Directive
Copy out every line of the data exactly.

'''

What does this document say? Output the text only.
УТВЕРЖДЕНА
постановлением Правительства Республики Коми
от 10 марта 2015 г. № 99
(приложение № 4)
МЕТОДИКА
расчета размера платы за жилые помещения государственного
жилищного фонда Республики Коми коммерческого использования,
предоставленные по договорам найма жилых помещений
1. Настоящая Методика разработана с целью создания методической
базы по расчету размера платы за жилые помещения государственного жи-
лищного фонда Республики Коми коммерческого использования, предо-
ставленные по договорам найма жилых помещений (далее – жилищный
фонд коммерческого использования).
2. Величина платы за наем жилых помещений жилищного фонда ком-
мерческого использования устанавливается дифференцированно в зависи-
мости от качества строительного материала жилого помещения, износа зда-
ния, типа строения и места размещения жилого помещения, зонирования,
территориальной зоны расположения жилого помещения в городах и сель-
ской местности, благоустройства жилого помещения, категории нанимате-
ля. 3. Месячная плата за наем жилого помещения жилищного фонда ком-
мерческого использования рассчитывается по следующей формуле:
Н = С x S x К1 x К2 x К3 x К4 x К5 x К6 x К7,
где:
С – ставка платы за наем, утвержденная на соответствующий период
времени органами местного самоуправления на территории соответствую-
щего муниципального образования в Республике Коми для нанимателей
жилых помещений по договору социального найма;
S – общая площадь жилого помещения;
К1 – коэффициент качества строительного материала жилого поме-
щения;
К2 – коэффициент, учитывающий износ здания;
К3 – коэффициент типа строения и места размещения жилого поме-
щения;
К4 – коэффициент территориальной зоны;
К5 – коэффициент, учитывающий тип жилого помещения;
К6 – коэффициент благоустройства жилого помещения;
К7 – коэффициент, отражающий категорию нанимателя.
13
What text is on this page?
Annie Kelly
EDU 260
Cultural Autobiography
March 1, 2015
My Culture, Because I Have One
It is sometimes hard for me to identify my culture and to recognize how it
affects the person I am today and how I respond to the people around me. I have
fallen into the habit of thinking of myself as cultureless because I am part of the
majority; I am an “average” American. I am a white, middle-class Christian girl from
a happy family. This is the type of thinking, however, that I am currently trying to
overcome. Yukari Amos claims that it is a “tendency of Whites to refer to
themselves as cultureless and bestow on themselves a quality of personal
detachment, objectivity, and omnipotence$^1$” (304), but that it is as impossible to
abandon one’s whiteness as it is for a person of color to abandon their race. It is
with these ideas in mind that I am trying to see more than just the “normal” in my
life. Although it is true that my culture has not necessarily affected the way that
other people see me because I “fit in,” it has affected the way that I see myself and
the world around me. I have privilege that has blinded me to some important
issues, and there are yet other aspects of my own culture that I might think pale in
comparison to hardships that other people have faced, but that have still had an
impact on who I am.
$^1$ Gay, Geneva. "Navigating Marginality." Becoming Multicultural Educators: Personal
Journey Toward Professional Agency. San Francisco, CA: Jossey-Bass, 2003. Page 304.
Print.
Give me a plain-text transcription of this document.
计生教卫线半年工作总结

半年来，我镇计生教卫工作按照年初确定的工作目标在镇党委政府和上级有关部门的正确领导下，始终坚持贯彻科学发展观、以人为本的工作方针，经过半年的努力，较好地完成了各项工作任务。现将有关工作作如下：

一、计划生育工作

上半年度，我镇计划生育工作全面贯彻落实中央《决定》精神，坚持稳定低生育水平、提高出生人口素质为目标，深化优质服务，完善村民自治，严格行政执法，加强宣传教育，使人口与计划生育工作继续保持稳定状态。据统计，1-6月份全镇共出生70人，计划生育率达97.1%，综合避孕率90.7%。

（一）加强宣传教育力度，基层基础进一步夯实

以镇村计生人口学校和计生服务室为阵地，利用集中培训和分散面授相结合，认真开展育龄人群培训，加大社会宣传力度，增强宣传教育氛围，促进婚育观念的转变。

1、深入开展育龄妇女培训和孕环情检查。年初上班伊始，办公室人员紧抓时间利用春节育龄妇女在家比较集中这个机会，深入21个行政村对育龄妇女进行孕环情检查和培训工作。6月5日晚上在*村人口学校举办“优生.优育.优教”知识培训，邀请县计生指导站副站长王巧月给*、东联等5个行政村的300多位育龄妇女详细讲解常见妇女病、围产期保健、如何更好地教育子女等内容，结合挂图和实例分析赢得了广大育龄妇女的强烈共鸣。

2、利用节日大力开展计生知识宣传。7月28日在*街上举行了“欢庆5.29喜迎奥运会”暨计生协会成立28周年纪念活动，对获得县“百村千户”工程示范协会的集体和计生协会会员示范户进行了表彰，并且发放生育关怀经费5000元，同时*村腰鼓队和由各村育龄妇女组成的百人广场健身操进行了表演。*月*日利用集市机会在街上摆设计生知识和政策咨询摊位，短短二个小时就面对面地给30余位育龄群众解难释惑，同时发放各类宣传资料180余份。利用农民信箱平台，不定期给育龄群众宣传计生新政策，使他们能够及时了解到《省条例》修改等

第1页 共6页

'''

Task output
What does this document say? Output the text only.
УТВЕРЖДЕНА
постановлением Правительства Республики Коми
от 10 марта 2015 г. № 99
(приложение № 4)
МЕТОДИКА
расчета размера платы за жилые помещения государственного
жилищного фонда Республики Коми коммерческого использования,
предоставленные по договорам найма жилых помещений
1. Настоящая Методика разработана с целью создания методической
базы по расчету размера платы за жилые помещения государственного жи-
лищного фонда Республики Коми коммерческого использования, предо-
ставленные по договорам найма жилых помещений (далее – жилищный
фонд коммерческого использования).
2. Величина платы за наем жилых помещений жилищного фонда ком-
мерческого использования устанавливается дифференцированно в зависи-
мости от качества строительного материала жилого помещения, износа зда-
ния, типа строения и места размещения жилого помещения, зонирования,
территориальной зоны расположения жилого помещения в городах и сель-
ской местности, благоустройства жилого помещения, категории нанимате-
ля. 3. Месячная плата за наем жилого помещения жилищного фонда ком-
мерческого использования рассчитывается по следующей формуле:
Н = С x S x К1 x К2 x К3 x К4 x К5 x К6 x К7,
где:
С – ставка платы за наем, утвержденная на соответствующий период
времени органами местного самоуправления на территории соответствую-
щего муниципального образования в Республике Коми для нанимателей
жилых помещений по договору социального найма;
S – общая площадь жилого помещения;
К1 – коэффициент качества строительного материала жилого поме-
щения;
К2 – коэффициент, учитывающий износ здания;
К3 – коэффициент типа строения и места размещения жилого поме-
щения;
К4 – коэффициент территориальной зоны;
К5 – коэффициент, учитывающий тип жилого помещения;
К6 – коэффициент благоустройства жилого помещения;
К7 – коэффициент, отражающий категорию нанимателя.
13
What text is on this page?
Annie Kelly
EDU 260
Cultural Autobiography
March 1, 2015
My Culture, Because I Have One
It is sometimes hard for me to identify my culture and to recognize how it
affects the person I am today and how I respond to the people around me. I have
fallen into the habit of thinking of myself as cultureless because I am part of the
majority; I am an “average” American. I am a white, middle-class Christian girl from
a happy family. This is the type of thinking, however, that I am currently trying to
overcome. Yukari Amos claims that it is a “tendency of Whites to refer to
themselves as cultureless and bestow on themselves a quality of personal
detachment, objectivity, and omnipotence$^1$” (304), but that it is as impossible to
abandon one’s whiteness as it is for a person of color to abandon their race. It is
with these ideas in mind that I am trying to see more than just the “normal” in my
life. Although it is true that my culture has not necessarily affected the way that
other people see me because I “fit in,” it has affected the way that I see myself and
the world around me. I have privilege that has blinded me to some important
issues, and there are yet other aspects of my own culture that I might think pale in
comparison to hardships that other people have faced, but that have still had an
impact on who I am.
$^1$ Gay, Geneva. "Navigating Marginality." Becoming Multicultural Educators: Personal
Journey Toward Professional Agency. San Francisco, CA: Jossey-Bass, 2003. Page 304.
Print.
Give me a plain-text transcription of this document.
计生教卫线半年工作总结

半年来，我镇计生教卫工作按照年初确定的工作目标在镇党委政府和上级有关部门的正确领导下，始终坚持贯彻科学发展观、以人为本的工作方针，经过半年的努力，较好地完成了各项工作任务。现将有关工作作如下：

一、计划生育工作

上半年度，我镇计划生育工作全面贯彻落实中央《决定》精神，坚持稳定低生育水平、提高出生人口素质为目标，深化优质服务，完善村民自治，严格行政执法，加强宣传教育，使人口与计划生育工作继续保持稳定状态。据统计，1-6月份全镇共出生70人，计划生育率达97.1%，综合避孕率90.7%。

（一）加强宣传教育力度，基层基础进一步夯实

以镇村计生人口学校和计生服务室为阵地，利用集中培训和分散面授相结合，认真开展育龄人群培训，加大社会宣传力度，增强宣传教育氛围，促进婚育观念的转变。

1、深入开展育龄妇女培训和孕环情检查。年初上班伊始，办公室人员紧抓时间利用春节育龄妇女在家比较集中这个机会，深入21个行政村对育龄妇女进行孕环情检查和培训工作。6月5日晚上在*村人口学校举办“优生.优育.优教”知识培训，邀请县计生指导站副站长王巧月给*、东联等5个行政村的300多位育龄妇女详细讲解常见妇女病、围产期保健、如何更好地教育子女等内容，结合挂图和实例分析赢得了广大育龄妇女的强烈共鸣。

2、利用节日大力开展计生知识宣传。7月28日在*街上举行了“欢庆5.29喜迎奥运会”暨计生协会成立28周年纪念活动，对获得县“百村千户”工程示范协会的集体和计生协会会员示范户进行了表彰，并且发放生育关怀经费5000元，同时*村腰鼓队和由各村育龄妇女组成的百人广场健身操进行了表演。*月*日利用集市机会在街上摆设计生知识和政策咨询摊位，短短二个小时就面对面地给30余位育龄群众解难释惑，同时发放各类宣传资料180余份。利用农民信箱平台，不定期给育龄群众宣传计生新政策，使他们能够及时了解到《省条例》修改等

第1页 共6页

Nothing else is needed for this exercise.